GIVEN PROBLEM: In the listing below, pick out lines with "errores".

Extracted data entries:
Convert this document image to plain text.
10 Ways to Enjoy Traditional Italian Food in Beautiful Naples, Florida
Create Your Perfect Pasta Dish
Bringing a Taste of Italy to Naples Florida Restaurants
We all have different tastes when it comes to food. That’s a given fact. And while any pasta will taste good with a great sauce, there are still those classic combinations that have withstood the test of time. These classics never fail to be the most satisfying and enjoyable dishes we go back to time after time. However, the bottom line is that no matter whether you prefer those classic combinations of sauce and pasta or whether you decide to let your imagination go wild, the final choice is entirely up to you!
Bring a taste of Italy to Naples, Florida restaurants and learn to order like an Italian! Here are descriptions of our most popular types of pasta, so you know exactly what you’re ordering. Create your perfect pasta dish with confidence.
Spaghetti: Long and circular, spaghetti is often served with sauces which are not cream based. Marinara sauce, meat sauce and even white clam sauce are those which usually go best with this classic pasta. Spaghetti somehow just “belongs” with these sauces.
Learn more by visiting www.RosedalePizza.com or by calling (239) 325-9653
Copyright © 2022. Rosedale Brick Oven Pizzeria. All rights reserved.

==

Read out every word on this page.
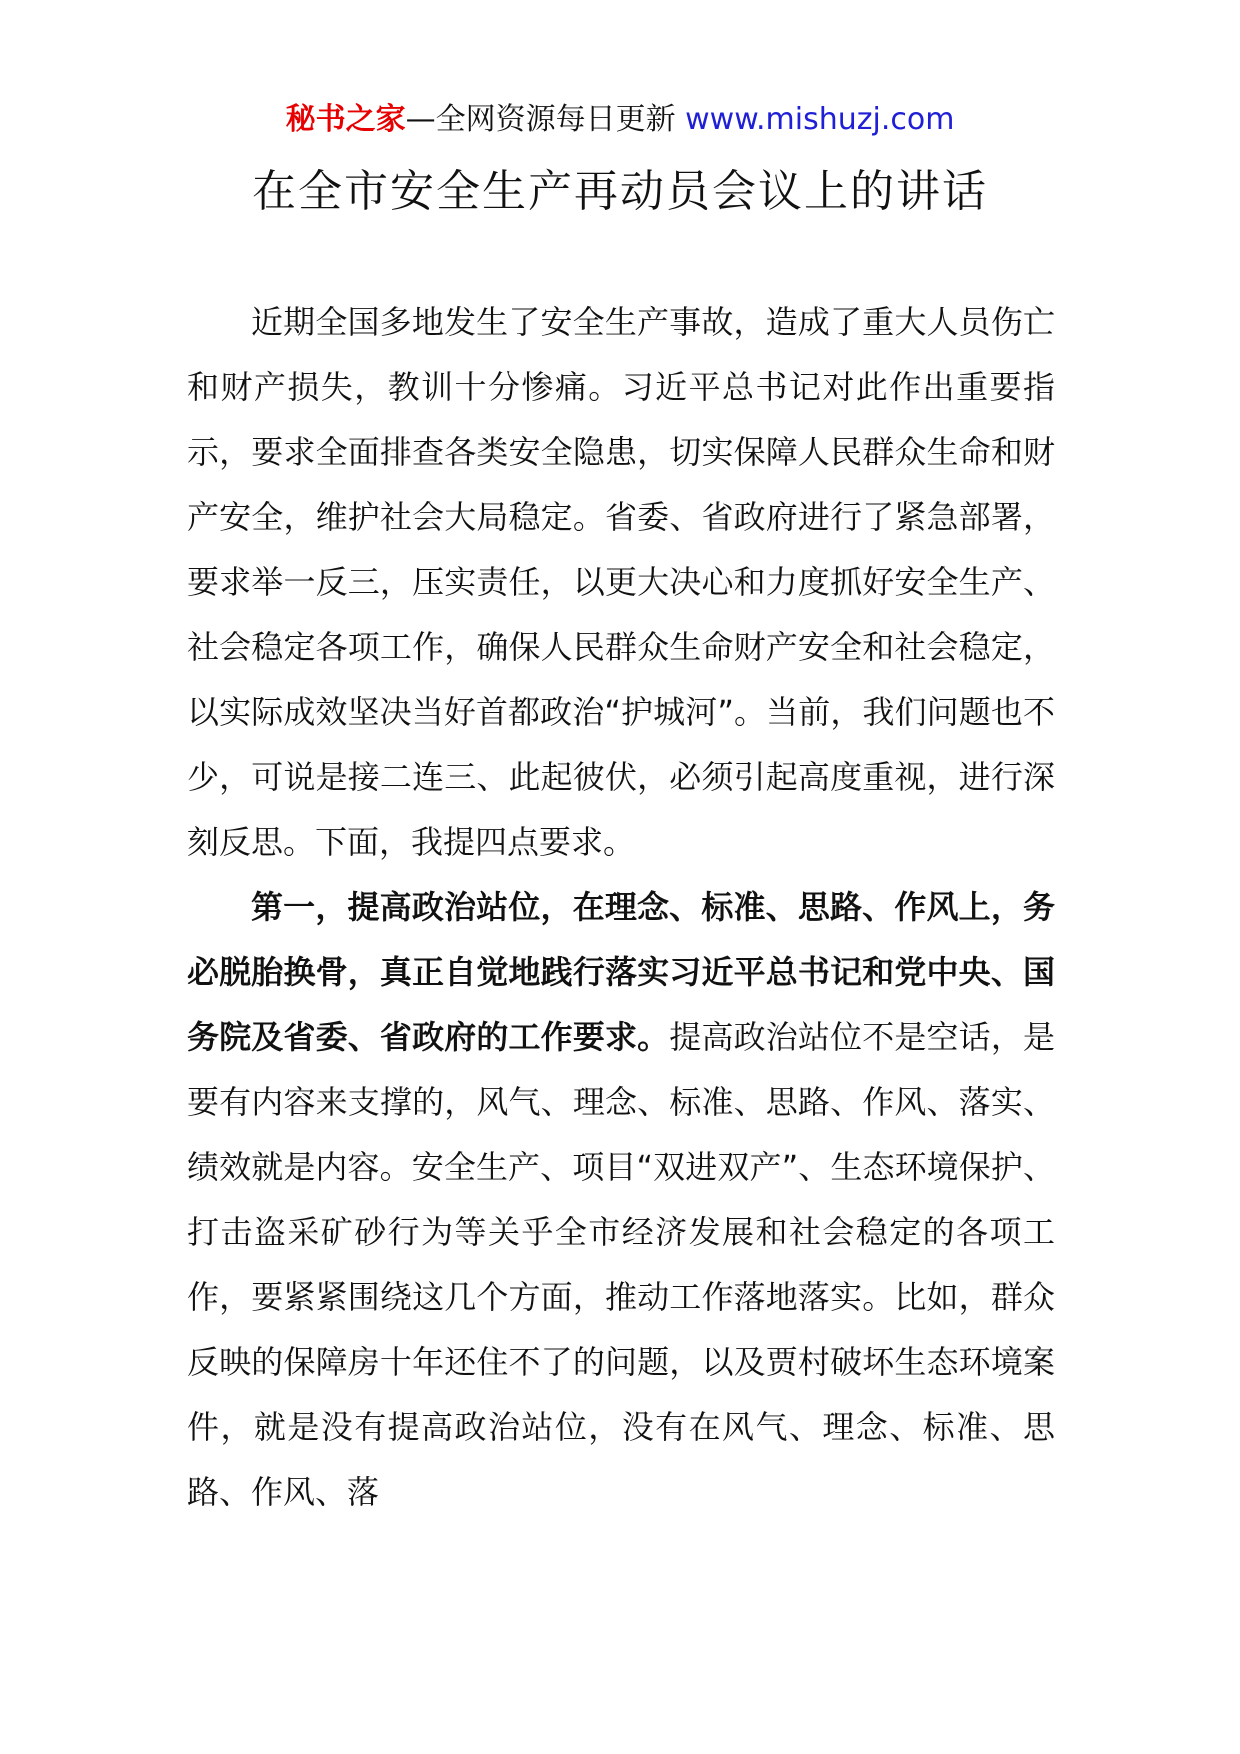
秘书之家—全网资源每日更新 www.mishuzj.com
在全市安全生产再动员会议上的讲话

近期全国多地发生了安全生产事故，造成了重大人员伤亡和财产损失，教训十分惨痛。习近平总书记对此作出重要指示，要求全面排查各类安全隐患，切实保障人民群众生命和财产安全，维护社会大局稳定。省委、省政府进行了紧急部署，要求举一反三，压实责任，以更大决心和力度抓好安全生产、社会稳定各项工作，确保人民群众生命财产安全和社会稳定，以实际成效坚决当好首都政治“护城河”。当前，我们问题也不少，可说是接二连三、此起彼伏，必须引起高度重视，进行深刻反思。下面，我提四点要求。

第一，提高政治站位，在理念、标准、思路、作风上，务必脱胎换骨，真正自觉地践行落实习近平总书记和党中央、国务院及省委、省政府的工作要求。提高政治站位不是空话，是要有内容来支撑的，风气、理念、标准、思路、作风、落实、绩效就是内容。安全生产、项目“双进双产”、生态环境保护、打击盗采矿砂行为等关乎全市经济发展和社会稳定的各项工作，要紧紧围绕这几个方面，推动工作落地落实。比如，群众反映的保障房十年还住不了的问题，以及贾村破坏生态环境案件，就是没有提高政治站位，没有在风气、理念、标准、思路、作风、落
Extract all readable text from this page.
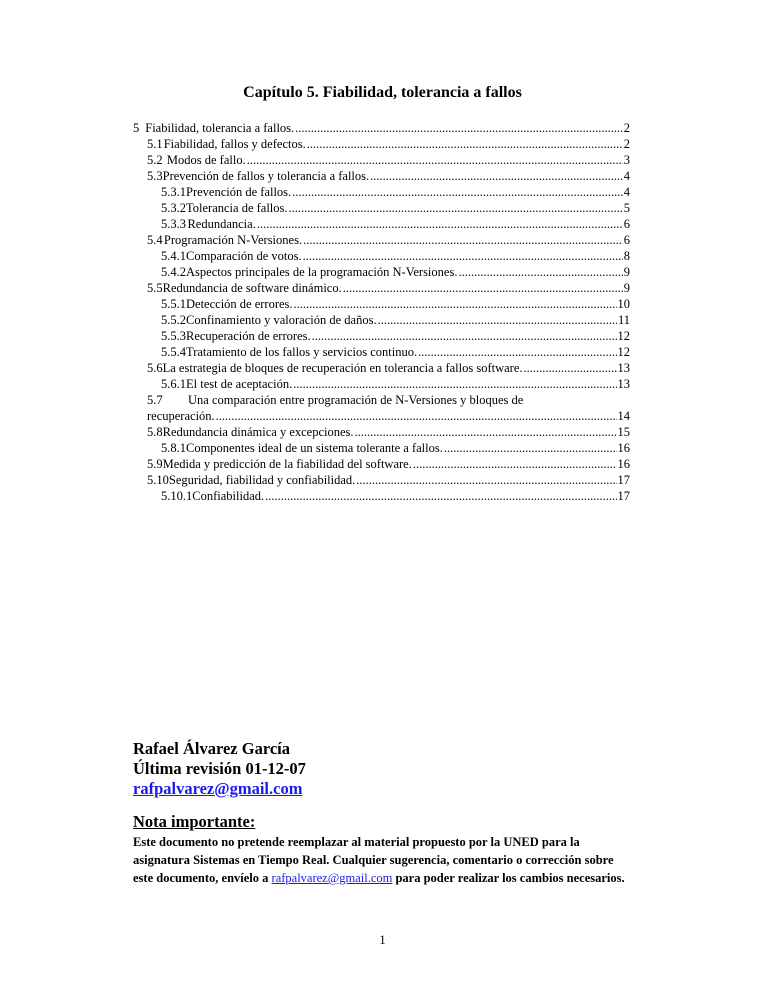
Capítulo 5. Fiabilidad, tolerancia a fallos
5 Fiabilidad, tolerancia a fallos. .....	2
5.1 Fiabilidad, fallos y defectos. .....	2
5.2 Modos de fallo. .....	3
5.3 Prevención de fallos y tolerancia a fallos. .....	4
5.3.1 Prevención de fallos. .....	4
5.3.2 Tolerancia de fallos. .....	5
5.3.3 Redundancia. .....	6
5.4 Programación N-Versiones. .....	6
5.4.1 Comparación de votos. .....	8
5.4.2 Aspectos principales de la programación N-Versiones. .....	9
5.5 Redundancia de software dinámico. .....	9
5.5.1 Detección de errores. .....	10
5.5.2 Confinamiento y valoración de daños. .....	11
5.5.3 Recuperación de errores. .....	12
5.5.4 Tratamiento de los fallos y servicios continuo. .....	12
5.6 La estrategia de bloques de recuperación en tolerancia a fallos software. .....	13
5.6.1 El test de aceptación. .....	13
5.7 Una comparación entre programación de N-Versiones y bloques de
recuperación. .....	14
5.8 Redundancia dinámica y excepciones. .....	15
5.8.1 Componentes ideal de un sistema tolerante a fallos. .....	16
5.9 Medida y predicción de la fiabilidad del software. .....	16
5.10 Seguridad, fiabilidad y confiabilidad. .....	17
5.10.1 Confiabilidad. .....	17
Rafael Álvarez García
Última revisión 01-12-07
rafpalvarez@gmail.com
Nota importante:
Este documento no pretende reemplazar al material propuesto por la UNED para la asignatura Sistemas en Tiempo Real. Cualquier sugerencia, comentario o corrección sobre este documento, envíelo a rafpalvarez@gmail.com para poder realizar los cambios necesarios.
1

...

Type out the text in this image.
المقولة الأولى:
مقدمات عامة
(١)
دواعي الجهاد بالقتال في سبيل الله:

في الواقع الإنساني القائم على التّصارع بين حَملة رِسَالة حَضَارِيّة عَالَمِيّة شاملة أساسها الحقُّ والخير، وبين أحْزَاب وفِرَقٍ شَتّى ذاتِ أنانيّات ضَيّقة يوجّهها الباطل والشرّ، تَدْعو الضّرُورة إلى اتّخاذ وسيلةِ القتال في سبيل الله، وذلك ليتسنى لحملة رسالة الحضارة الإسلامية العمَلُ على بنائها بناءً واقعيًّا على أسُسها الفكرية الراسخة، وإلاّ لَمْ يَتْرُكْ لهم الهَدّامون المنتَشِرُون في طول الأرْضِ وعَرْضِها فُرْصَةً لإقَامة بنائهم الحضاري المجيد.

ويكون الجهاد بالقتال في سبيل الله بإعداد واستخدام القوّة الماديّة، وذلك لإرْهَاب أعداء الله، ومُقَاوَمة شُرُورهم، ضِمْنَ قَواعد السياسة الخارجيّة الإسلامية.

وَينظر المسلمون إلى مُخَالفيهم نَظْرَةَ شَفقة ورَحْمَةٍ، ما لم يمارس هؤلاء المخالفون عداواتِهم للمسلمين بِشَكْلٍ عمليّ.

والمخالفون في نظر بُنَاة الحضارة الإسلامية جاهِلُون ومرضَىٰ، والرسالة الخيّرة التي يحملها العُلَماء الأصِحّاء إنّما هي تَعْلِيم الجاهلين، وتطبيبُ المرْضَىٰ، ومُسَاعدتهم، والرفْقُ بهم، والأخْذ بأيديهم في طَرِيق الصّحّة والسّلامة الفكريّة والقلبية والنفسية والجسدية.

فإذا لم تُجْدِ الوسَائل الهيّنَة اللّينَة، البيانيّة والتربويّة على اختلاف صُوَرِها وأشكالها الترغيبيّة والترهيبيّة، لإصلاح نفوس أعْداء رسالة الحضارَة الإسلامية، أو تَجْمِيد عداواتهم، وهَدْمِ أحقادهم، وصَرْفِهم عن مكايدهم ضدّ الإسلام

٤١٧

PROBLEM SOLUTION:
5.5.1 Detección de errores. .....	10
5.5.3 Recuperación de errores. .....	12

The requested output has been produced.